_What is asked_
Output the line that contains "OCR this image." and every line after it to the end of the entries, with nothing added or left out.

=-=-=

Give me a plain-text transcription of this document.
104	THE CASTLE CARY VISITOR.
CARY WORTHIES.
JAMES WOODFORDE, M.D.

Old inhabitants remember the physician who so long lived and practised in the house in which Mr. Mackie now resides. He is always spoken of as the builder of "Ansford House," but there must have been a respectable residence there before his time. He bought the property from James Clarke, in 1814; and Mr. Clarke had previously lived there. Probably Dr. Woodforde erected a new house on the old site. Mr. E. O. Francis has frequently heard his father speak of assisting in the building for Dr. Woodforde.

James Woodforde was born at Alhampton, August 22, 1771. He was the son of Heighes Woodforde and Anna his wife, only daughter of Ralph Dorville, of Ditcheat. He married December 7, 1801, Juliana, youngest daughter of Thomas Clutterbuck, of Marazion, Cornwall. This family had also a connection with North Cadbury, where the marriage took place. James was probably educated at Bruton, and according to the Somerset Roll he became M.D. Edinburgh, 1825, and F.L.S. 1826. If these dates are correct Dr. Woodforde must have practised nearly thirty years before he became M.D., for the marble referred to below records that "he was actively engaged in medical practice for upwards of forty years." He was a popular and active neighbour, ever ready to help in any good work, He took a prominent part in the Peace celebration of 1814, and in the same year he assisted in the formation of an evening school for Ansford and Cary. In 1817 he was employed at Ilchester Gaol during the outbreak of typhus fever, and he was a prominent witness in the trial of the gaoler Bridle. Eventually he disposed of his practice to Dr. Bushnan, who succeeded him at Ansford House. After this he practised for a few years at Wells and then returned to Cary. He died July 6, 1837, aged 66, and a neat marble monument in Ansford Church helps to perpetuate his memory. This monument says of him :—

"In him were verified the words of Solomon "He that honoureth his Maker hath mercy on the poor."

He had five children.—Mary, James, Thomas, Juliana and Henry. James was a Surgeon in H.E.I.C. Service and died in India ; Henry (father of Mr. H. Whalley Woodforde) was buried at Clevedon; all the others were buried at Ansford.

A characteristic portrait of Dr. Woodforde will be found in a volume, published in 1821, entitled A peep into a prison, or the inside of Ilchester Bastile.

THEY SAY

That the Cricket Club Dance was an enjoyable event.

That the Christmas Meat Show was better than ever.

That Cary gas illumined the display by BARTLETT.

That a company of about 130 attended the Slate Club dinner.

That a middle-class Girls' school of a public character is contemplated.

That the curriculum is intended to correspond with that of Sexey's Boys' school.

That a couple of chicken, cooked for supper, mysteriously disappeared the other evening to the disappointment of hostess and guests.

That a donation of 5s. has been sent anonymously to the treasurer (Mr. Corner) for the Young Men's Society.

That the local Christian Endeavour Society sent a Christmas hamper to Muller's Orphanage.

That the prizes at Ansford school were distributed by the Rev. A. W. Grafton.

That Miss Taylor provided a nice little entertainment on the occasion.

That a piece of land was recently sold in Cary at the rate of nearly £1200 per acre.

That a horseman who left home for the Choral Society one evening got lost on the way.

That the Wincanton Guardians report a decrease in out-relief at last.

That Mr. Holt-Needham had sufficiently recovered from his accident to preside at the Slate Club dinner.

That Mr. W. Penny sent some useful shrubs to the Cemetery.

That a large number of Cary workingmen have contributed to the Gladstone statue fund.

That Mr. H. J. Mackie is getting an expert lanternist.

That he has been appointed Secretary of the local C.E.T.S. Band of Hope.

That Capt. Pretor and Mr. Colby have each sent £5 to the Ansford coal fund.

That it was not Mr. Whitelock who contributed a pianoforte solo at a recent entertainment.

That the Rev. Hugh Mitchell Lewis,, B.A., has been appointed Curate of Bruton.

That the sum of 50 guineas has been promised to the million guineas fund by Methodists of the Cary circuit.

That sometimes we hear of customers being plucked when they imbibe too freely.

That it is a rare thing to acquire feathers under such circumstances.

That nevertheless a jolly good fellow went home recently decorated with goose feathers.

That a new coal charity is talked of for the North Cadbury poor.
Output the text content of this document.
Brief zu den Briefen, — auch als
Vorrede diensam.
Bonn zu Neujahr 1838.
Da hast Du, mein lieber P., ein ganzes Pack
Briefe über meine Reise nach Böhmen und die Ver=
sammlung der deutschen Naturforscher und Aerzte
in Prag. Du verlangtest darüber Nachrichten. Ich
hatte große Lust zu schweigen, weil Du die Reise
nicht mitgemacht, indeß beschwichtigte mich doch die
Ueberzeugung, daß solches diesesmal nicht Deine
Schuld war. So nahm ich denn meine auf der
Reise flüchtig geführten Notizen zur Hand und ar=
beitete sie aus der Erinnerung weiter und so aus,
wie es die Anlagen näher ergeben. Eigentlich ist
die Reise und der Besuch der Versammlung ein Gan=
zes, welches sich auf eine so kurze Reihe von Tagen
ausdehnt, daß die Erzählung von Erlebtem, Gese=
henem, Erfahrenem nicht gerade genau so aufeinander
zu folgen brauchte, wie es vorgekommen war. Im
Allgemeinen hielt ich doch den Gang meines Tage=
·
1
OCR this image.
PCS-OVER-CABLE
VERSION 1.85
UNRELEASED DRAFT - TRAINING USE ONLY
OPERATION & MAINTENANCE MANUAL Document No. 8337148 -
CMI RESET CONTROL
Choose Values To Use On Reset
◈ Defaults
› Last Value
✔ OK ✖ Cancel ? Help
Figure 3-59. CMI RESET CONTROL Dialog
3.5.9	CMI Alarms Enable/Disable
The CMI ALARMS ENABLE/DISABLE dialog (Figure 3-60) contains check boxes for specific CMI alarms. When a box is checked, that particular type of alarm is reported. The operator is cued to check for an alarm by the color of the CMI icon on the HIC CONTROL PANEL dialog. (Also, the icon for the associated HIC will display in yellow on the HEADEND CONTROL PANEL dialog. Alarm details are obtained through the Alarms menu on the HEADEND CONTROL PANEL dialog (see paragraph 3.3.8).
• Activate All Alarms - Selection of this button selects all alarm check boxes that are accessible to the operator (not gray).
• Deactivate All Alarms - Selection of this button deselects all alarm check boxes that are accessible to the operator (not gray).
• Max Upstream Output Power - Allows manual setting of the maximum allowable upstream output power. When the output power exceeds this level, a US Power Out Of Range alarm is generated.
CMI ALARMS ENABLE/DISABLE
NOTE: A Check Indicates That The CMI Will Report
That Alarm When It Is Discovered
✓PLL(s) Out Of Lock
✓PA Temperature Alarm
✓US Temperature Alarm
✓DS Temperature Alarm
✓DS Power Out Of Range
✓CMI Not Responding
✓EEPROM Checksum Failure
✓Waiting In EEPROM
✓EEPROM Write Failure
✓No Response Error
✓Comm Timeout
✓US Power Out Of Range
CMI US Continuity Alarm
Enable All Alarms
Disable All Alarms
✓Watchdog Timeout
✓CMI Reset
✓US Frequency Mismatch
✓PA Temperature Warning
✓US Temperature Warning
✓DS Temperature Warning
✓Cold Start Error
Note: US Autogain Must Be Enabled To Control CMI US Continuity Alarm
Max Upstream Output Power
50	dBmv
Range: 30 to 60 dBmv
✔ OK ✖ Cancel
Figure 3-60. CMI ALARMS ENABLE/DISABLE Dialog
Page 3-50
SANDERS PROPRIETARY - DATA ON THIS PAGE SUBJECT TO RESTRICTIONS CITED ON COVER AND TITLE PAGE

=-=-=

_Exercise output_
OCR this image.
PCS-OVER-CABLE
VERSION 1.85
UNRELEASED DRAFT - TRAINING USE ONLY
OPERATION & MAINTENANCE MANUAL Document No. 8337148 -
CMI RESET CONTROL
Choose Values To Use On Reset
◈ Defaults
› Last Value
✔ OK ✖ Cancel ? Help
Figure 3-59. CMI RESET CONTROL Dialog
3.5.9	CMI Alarms Enable/Disable
The CMI ALARMS ENABLE/DISABLE dialog (Figure 3-60) contains check boxes for specific CMI alarms. When a box is checked, that particular type of alarm is reported. The operator is cued to check for an alarm by the color of the CMI icon on the HIC CONTROL PANEL dialog. (Also, the icon for the associated HIC will display in yellow on the HEADEND CONTROL PANEL dialog. Alarm details are obtained through the Alarms menu on the HEADEND CONTROL PANEL dialog (see paragraph 3.3.8).
• Activate All Alarms - Selection of this button selects all alarm check boxes that are accessible to the operator (not gray).
• Deactivate All Alarms - Selection of this button deselects all alarm check boxes that are accessible to the operator (not gray).
• Max Upstream Output Power - Allows manual setting of the maximum allowable upstream output power. When the output power exceeds this level, a US Power Out Of Range alarm is generated.
CMI ALARMS ENABLE/DISABLE
NOTE: A Check Indicates That The CMI Will Report
That Alarm When It Is Discovered
✓PLL(s) Out Of Lock
✓PA Temperature Alarm
✓US Temperature Alarm
✓DS Temperature Alarm
✓DS Power Out Of Range
✓CMI Not Responding
✓EEPROM Checksum Failure
✓Waiting In EEPROM
✓EEPROM Write Failure
✓No Response Error
✓Comm Timeout
✓US Power Out Of Range
CMI US Continuity Alarm
Enable All Alarms
Disable All Alarms
✓Watchdog Timeout
✓CMI Reset
✓US Frequency Mismatch
✓PA Temperature Warning
✓US Temperature Warning
✓DS Temperature Warning
✓Cold Start Error
Note: US Autogain Must Be Enabled To Control CMI US Continuity Alarm
Max Upstream Output Power
50	dBmv
Range: 30 to 60 dBmv
✔ OK ✖ Cancel
Figure 3-60. CMI ALARMS ENABLE/DISABLE Dialog
Page 3-50
SANDERS PROPRIETARY - DATA ON THIS PAGE SUBJECT TO RESTRICTIONS CITED ON COVER AND TITLE PAGE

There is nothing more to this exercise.